To do ::
Determine whether each statement below agrees with the passage on home business deductions, answering yes or no and quoting the deciding words of the passage: 1. The owner's own labor on a business-related repair is a deductible expense. 2. The cost of the land under the home can be depreciated. 3. Generally, the business percentage for utilities matches the percentage of the home used for business.

Reading text ::
————————
The cost of repairs that relate to your business, including labor (other than your own labor), is a deductible expense. For example, a furnace repair benefits the entire home. If you use 10% of your home for business, you can deduct 10% of the cost of the furnace repair.
Repairs keep your home in good working order over its useful life. Examples of common repairs are patching walls and floors, painting, wallpapering, repairing roofs and gutters, and mending leaks. However, repairs are sometimes treated as a permanent improvement. See Permanent improvements, later, under Depreciating Your Home.
If you install a security system that protects all the doors and windows in your home, you can deduct the business part of the expenses you incur to maintain and monitor the system. You also can take a depreciation deduction for the part of the cost of the security system relating to the business use of your home.
Expenses for utilities and services, such as electricity, gas, trash removal, and cleaning services, are primarily personal expenses. However, if you use part of your home for business, you can deduct the business part of these expenses. Generally, the business percentage for utilities is the same as the percentage of your home used for business.
If you own your home and qualify to deduct expenses for its business use, you can claim a deduction for depreciation. Depreciation is an allowance for the wear and tear on the part of your home used for business. You cannot depreciate the cost or value of the land. You recover its cost when you sell or otherwise dispose of the property.
————————
Data extract ::
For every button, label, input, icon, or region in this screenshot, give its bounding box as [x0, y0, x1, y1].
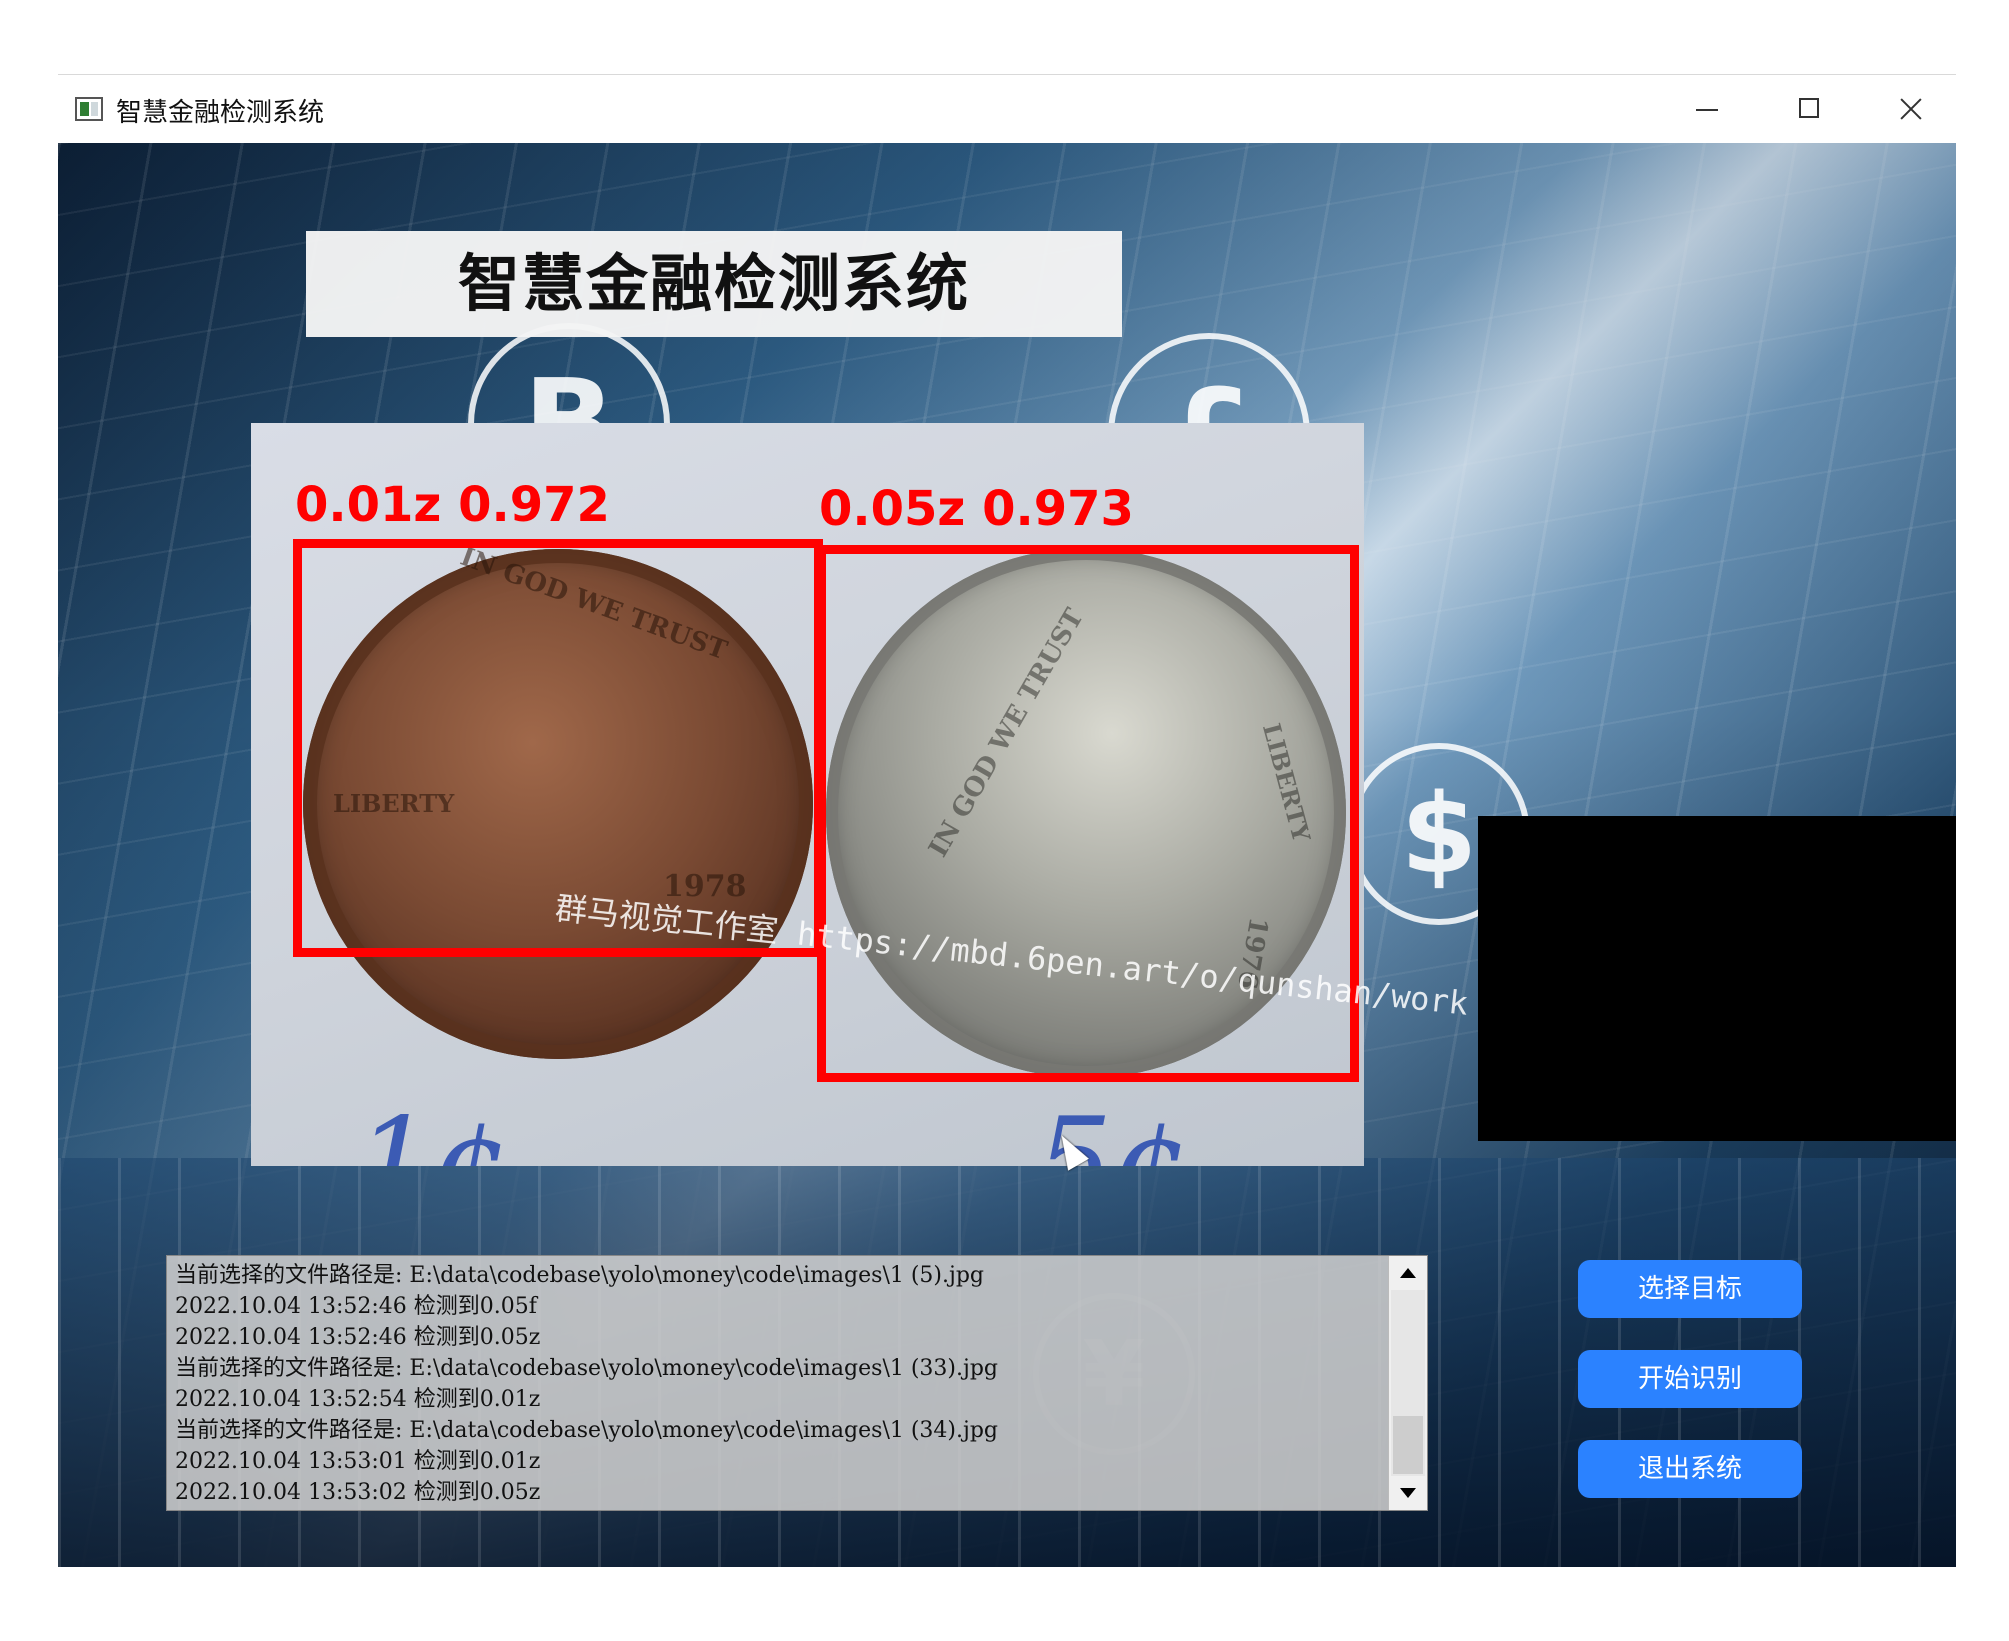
- main-panel: B £ $ ¥ 智慧金融检测系统 IN GOD WE TRUST LIBERTY…: [58, 143, 1956, 1567]
- handwritten-label: 1¢: [356, 1093, 509, 1166]
- log-line: 2022.10.04 13:53:01 检测到0.01z: [175, 1449, 541, 1474]
- detection-image: IN GOD WE TRUST LIBERTY 1978 IN GOD WE T…: [251, 423, 1364, 1166]
- log-line: 当前选择的文件路径是: E:\data\codebase\yolo\money\…: [175, 1263, 984, 1288]
- log-line: 2022.10.04 13:52:54 检测到0.01z: [175, 1387, 541, 1412]
- log-textbox[interactable]: 当前选择的文件路径是: E:\data\codebase\yolo\money\…: [166, 1255, 1428, 1511]
- log-lines: 当前选择的文件路径是: E:\data\codebase\yolo\money\…: [175, 1260, 1385, 1508]
- detection-label: 0.05z 0.973: [819, 481, 1134, 537]
- page-title-box: 智慧金融检测系统: [306, 231, 1122, 337]
- title-bar[interactable]: 智慧金融检测系统: [58, 75, 1956, 143]
- detection-label: 0.01z 0.972: [295, 477, 610, 533]
- start-recognition-button[interactable]: 开始识别: [1578, 1350, 1802, 1408]
- log-line: 2022.10.04 13:52:46 检测到0.05z: [175, 1325, 541, 1350]
- window-title: 智慧金融检测系统: [116, 98, 325, 128]
- log-line: 当前选择的文件路径是: E:\data\codebase\yolo\money\…: [175, 1356, 998, 1381]
- log-scrollbar[interactable]: [1388, 1256, 1427, 1510]
- minimize-icon[interactable]: [1662, 83, 1752, 135]
- scroll-thumb[interactable]: [1393, 1416, 1423, 1474]
- page-title: 智慧金融检测系统: [457, 247, 970, 320]
- log-line: 2022.10.04 13:52:46 检测到0.05f: [175, 1294, 537, 1319]
- bg-symbol-text: $: [1400, 770, 1478, 898]
- scroll-down-arrow-icon[interactable]: [1389, 1476, 1427, 1510]
- log-line: 2022.10.04 13:53:02 检测到0.05z: [175, 1480, 541, 1505]
- app-icon: [75, 97, 103, 121]
- dark-panel: [1478, 816, 1956, 1141]
- select-target-button[interactable]: 选择目标: [1578, 1260, 1802, 1318]
- close-icon[interactable]: [1866, 83, 1956, 135]
- app-window: 智慧金融检测系统 B £ $ ¥ 智慧金融检测系统 IN GOD WE TRUS…: [58, 75, 1956, 1567]
- exit-system-button[interactable]: 退出系统: [1578, 1440, 1802, 1498]
- log-line: 当前选择的文件路径是: E:\data\codebase\yolo\money\…: [175, 1418, 998, 1443]
- maximize-icon[interactable]: [1764, 83, 1854, 135]
- scroll-up-arrow-icon[interactable]: [1389, 1256, 1427, 1290]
————————
Answer ::
1. No: "including labor (other than your own labor)"
2. No: "You cannot depreciate the cost or value of the land."
3. Yes: "Generally, the business percentage for utilities is the same as the percentage of your home used for business."